• _Data supplied_:

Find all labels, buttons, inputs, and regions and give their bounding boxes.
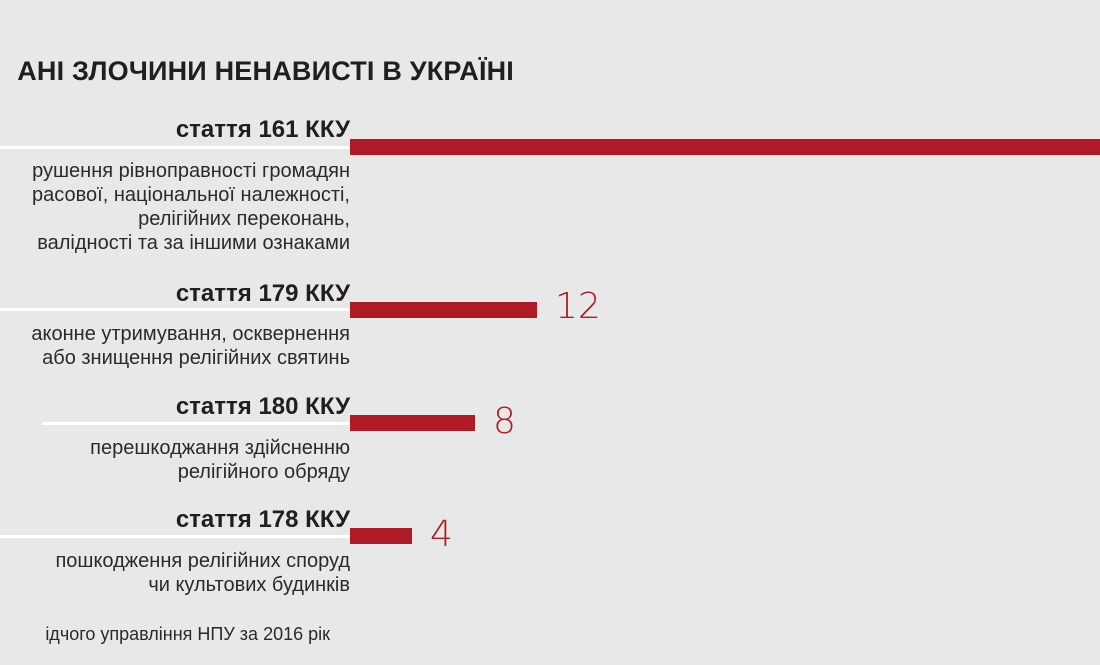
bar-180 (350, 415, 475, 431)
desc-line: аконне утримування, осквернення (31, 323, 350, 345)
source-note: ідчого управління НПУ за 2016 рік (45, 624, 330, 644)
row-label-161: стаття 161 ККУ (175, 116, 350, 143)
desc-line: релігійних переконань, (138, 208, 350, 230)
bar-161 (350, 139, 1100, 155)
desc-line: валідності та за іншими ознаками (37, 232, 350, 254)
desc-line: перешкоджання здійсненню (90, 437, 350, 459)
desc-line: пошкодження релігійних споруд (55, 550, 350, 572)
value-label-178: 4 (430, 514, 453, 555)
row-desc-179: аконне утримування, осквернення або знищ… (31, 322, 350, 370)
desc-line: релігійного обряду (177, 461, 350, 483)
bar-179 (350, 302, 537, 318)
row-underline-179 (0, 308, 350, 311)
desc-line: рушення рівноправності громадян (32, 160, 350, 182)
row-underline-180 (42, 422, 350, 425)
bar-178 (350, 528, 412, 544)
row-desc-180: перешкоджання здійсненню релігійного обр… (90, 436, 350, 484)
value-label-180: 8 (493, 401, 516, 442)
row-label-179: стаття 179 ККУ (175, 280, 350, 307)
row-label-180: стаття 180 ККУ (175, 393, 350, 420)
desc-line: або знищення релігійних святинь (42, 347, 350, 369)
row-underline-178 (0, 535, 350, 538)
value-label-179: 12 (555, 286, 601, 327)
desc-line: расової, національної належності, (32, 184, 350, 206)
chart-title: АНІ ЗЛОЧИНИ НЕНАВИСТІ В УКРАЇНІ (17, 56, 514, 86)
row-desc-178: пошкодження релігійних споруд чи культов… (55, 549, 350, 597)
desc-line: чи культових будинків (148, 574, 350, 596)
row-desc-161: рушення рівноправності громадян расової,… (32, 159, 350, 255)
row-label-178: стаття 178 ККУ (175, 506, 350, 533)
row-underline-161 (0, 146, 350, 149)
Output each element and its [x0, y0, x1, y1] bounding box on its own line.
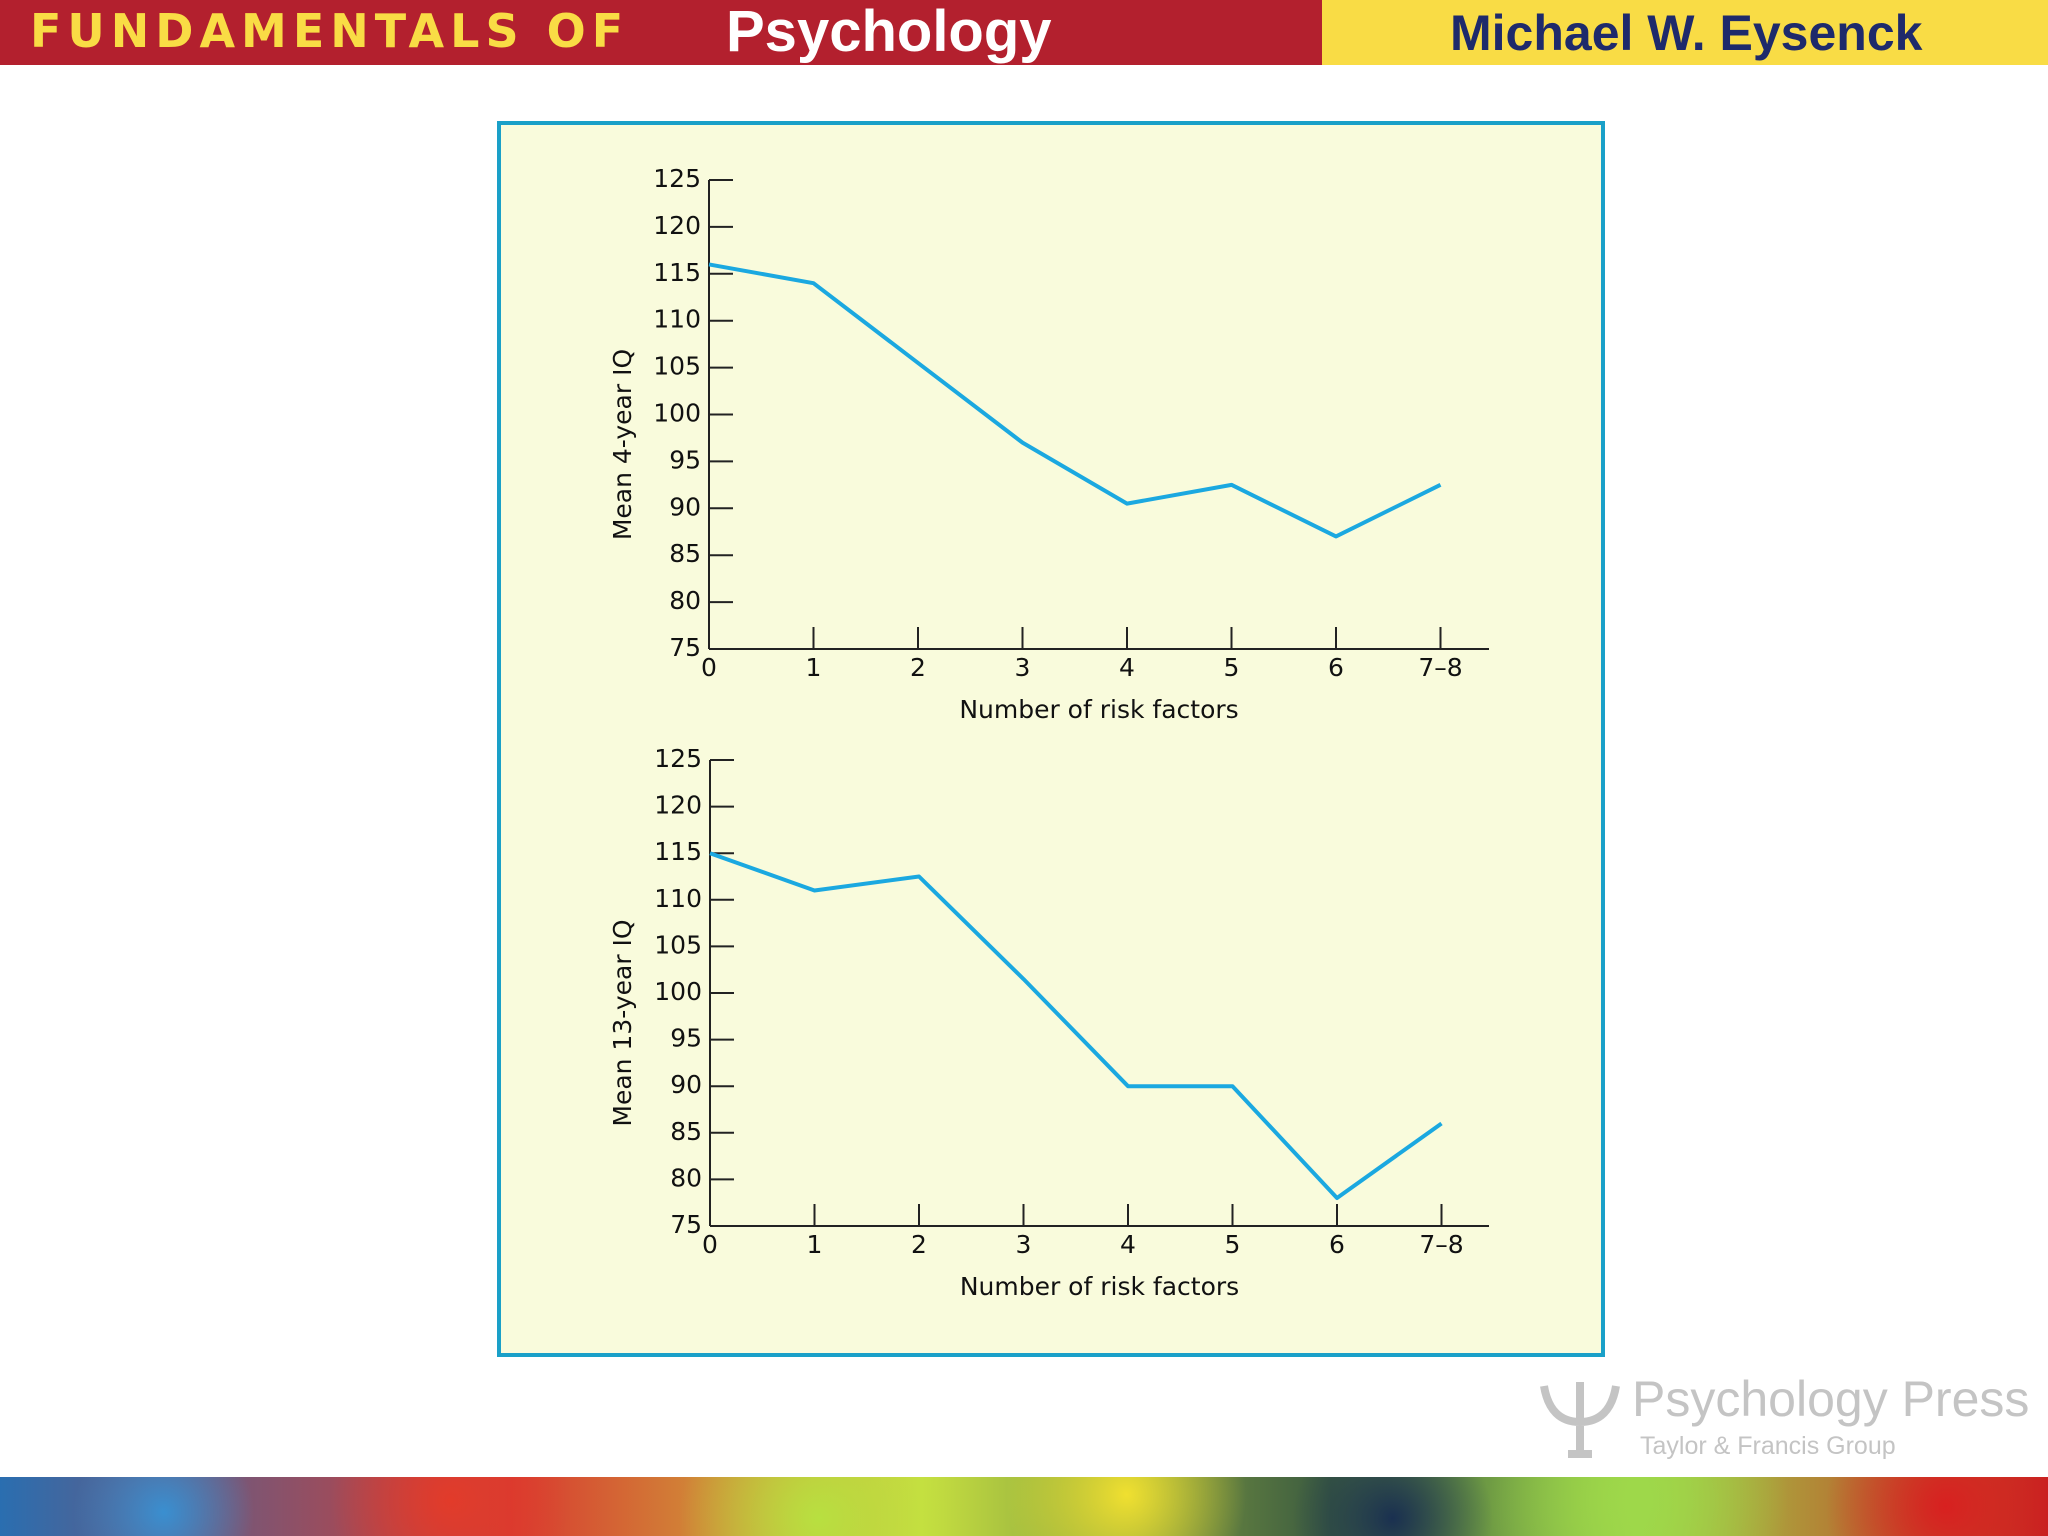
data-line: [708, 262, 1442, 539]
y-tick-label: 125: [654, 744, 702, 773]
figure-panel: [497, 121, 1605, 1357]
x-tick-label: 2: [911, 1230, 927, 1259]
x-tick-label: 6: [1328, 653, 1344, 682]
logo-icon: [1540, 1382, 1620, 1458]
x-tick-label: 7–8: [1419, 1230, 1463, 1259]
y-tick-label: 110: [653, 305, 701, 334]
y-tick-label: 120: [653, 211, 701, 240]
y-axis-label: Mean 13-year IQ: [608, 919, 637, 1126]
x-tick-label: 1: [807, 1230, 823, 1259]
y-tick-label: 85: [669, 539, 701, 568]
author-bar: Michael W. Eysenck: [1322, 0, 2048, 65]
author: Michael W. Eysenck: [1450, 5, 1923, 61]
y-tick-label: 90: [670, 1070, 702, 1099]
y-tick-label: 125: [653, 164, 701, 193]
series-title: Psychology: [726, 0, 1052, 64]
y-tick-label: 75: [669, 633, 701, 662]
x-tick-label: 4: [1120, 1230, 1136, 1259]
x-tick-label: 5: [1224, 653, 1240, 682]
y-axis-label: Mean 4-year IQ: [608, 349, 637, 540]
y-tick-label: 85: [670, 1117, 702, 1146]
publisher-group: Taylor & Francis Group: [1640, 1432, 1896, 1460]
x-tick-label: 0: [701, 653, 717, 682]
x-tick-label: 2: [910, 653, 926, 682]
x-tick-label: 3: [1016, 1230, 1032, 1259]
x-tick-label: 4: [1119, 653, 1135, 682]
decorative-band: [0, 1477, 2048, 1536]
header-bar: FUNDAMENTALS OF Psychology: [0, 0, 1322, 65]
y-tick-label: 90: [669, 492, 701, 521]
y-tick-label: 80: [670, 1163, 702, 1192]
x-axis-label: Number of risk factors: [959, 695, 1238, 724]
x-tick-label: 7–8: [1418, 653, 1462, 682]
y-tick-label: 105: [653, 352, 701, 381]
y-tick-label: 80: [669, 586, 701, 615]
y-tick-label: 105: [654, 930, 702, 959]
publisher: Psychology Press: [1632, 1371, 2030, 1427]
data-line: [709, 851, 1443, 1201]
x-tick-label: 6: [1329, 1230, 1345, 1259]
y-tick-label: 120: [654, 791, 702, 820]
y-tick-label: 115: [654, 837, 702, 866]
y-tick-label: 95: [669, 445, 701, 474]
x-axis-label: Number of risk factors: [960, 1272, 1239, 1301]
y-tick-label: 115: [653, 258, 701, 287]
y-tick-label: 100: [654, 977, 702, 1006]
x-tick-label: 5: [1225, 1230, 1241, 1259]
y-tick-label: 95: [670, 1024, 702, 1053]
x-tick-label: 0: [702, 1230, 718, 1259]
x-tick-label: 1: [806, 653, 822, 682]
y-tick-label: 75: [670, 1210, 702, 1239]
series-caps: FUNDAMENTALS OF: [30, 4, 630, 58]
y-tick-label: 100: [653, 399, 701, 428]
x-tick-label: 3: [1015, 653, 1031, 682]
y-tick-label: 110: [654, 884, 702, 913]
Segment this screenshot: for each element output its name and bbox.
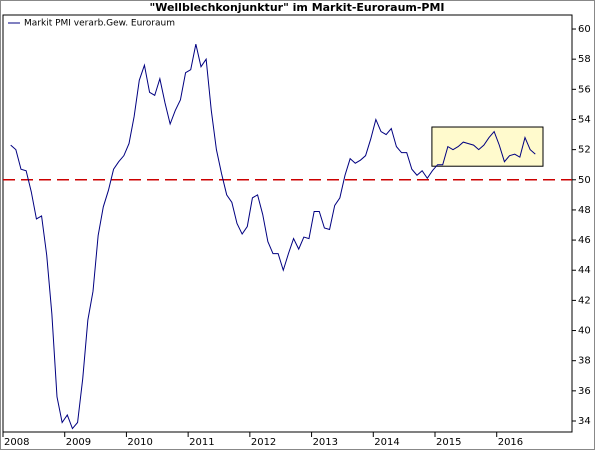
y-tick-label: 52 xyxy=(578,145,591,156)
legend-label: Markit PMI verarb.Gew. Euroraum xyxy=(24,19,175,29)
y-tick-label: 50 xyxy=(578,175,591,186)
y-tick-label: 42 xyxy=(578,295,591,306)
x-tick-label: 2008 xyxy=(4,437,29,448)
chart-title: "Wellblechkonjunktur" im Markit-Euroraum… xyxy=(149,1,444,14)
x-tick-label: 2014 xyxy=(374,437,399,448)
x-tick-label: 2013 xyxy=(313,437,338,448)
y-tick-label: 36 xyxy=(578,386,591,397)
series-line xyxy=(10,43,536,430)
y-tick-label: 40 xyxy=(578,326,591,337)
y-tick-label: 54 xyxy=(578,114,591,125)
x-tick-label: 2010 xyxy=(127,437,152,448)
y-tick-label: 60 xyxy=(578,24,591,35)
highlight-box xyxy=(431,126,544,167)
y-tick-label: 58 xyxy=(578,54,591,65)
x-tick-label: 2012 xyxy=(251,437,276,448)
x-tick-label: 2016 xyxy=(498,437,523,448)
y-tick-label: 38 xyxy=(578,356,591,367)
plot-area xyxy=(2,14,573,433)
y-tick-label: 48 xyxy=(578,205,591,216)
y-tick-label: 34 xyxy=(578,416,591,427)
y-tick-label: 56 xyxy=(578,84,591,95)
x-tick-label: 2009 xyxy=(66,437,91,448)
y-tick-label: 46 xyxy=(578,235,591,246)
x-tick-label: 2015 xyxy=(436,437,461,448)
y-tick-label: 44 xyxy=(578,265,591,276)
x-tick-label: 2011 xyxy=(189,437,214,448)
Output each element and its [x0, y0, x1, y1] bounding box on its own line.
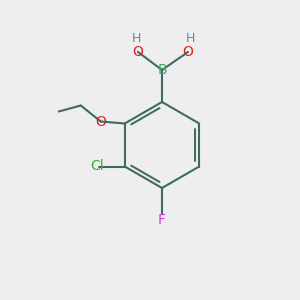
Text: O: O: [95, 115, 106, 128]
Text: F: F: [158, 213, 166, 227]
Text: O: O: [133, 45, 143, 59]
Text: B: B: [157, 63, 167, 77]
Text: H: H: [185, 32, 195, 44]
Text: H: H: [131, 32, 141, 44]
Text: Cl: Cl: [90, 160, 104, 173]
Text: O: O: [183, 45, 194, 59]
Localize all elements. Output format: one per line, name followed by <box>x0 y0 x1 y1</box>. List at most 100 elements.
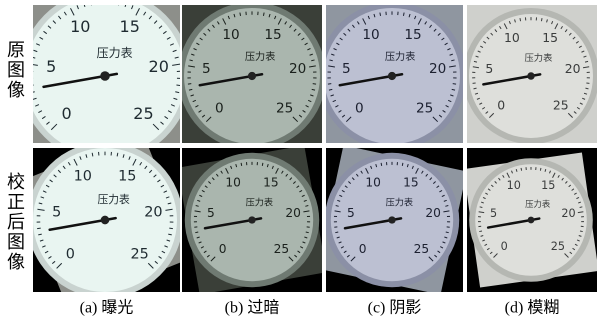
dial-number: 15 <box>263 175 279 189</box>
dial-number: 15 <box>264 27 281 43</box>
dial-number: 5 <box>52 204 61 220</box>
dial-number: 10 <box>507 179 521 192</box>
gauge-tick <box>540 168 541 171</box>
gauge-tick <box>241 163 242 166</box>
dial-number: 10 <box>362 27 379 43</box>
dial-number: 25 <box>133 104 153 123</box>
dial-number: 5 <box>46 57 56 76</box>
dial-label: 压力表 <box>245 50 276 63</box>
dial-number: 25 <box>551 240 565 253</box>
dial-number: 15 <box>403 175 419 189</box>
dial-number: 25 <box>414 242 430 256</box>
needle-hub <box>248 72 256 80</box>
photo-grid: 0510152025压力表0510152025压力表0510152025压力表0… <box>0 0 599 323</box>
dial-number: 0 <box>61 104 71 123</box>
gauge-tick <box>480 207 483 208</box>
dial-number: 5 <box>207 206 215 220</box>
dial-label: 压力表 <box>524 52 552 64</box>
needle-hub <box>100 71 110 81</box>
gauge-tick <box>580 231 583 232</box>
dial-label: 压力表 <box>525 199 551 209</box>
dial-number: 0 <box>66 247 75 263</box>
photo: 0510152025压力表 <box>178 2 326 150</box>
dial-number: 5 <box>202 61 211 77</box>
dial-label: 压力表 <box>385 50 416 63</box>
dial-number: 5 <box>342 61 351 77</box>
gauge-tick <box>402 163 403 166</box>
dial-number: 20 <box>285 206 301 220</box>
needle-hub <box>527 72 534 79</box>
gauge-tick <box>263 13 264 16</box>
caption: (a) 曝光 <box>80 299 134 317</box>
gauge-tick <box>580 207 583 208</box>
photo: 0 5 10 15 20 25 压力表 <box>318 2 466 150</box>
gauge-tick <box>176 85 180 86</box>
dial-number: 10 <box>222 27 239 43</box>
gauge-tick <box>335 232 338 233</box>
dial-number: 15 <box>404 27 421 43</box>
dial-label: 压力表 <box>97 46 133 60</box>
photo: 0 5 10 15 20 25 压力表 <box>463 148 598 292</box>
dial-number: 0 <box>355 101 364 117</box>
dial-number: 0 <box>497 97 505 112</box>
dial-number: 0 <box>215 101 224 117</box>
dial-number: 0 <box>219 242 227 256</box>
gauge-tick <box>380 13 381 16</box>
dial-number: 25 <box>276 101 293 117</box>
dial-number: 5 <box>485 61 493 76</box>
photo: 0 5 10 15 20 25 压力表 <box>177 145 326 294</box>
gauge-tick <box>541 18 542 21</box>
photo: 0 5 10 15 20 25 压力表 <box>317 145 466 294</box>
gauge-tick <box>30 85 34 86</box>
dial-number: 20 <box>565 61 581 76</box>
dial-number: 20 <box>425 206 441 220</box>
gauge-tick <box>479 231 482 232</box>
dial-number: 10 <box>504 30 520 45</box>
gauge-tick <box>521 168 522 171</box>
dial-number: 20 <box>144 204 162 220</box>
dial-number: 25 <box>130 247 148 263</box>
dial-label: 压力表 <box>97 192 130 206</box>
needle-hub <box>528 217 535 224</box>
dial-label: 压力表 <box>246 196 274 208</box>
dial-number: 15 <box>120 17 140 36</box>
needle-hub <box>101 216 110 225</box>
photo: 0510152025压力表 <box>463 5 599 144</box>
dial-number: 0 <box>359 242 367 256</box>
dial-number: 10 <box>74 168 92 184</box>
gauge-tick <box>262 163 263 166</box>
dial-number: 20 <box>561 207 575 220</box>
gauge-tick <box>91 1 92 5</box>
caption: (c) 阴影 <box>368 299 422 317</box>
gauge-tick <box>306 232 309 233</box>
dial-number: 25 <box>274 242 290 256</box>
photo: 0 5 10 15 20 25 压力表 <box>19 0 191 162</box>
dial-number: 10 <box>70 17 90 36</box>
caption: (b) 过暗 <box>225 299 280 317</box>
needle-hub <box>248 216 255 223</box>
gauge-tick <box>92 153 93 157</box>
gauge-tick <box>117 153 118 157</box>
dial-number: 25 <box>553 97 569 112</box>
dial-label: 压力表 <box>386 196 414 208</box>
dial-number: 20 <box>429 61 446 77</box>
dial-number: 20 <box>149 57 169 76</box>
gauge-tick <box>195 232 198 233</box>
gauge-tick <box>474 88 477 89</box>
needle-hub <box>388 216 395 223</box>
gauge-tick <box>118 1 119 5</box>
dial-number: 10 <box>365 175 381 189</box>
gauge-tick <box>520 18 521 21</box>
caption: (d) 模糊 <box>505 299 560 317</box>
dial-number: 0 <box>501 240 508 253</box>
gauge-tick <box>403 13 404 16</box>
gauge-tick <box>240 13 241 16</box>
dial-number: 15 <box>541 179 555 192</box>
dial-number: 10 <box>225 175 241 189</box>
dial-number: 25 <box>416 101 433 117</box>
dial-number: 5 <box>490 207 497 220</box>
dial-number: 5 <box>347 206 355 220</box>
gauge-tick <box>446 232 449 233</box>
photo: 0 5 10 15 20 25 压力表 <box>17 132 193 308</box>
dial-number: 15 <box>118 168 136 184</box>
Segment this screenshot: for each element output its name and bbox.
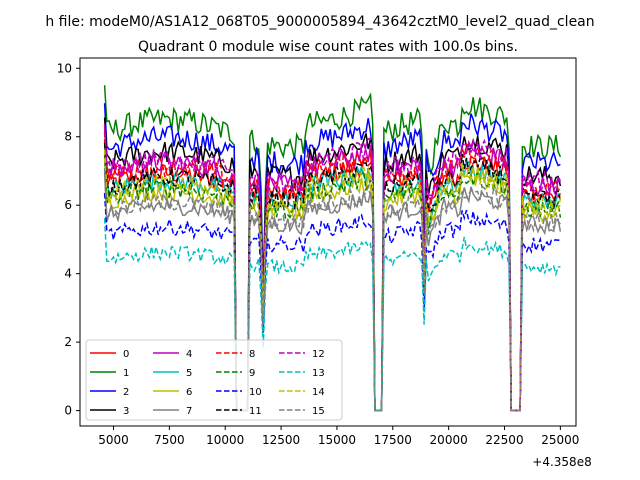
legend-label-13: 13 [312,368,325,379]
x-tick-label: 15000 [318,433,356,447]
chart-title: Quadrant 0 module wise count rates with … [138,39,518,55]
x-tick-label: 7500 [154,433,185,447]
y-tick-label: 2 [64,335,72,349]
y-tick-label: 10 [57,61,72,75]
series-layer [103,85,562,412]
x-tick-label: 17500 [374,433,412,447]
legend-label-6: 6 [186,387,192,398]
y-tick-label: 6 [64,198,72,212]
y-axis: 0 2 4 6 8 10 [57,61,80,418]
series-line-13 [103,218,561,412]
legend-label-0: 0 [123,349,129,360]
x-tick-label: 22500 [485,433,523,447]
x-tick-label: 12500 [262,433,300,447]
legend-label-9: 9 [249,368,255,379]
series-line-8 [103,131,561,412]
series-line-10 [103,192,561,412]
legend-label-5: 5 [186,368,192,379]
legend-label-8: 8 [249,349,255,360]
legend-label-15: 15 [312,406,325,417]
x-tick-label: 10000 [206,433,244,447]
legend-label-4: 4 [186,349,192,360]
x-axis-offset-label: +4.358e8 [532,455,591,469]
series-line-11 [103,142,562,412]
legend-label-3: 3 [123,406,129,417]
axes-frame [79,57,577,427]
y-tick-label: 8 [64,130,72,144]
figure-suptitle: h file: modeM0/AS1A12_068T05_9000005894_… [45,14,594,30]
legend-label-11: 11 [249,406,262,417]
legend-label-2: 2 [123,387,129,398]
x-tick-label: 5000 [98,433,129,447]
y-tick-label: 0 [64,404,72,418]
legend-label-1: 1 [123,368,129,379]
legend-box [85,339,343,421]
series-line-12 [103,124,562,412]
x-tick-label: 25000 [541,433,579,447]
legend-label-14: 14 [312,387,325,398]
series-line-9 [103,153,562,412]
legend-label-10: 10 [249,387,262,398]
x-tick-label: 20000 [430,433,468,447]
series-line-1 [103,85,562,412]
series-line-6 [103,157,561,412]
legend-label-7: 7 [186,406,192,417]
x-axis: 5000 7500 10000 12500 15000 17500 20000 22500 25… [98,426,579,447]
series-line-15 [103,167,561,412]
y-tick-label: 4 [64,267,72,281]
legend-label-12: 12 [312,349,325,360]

• _Your goal_:
Convert the lines from the one containing "bar-180 (350, 415, 475, 431)" through the one containing "row-underline-179 (0, 308, 350, 311)", both included, into a JSON list of strings with one string per line and blank lines omitted.

• _Expected output_:
[
  "bar-180 (350, 415, 475, 431)",
  "desc-line: аконне утримування, осквернення (31, 323, 350, 345)",
  "source-note: ідчого управління НПУ за 2016 рік (45, 624, 330, 644)",
  "row-label-161: стаття 161 ККУ (175, 116, 350, 143)",
  "desc-line: релігійних переконань, (138, 208, 350, 230)",
  "bar-161 (350, 139, 1100, 155)",
  "desc-line: валідності та за іншими ознаками (37, 232, 350, 254)",
  "desc-line: перешкоджання здійсненню (90, 437, 350, 459)",
  "desc-line: пошкодження релігійних споруд (55, 550, 350, 572)",
  "value-label-178: 4 (430, 514, 453, 555)",
  "row-desc-179: аконне утримування, осквернення або знищ… (31, 322, 350, 370)",
  "desc-line: релігійного обряду (177, 461, 350, 483)",
  "bar-179 (350, 302, 537, 318)",
  "row-underline-179 (0, 308, 350, 311)"
]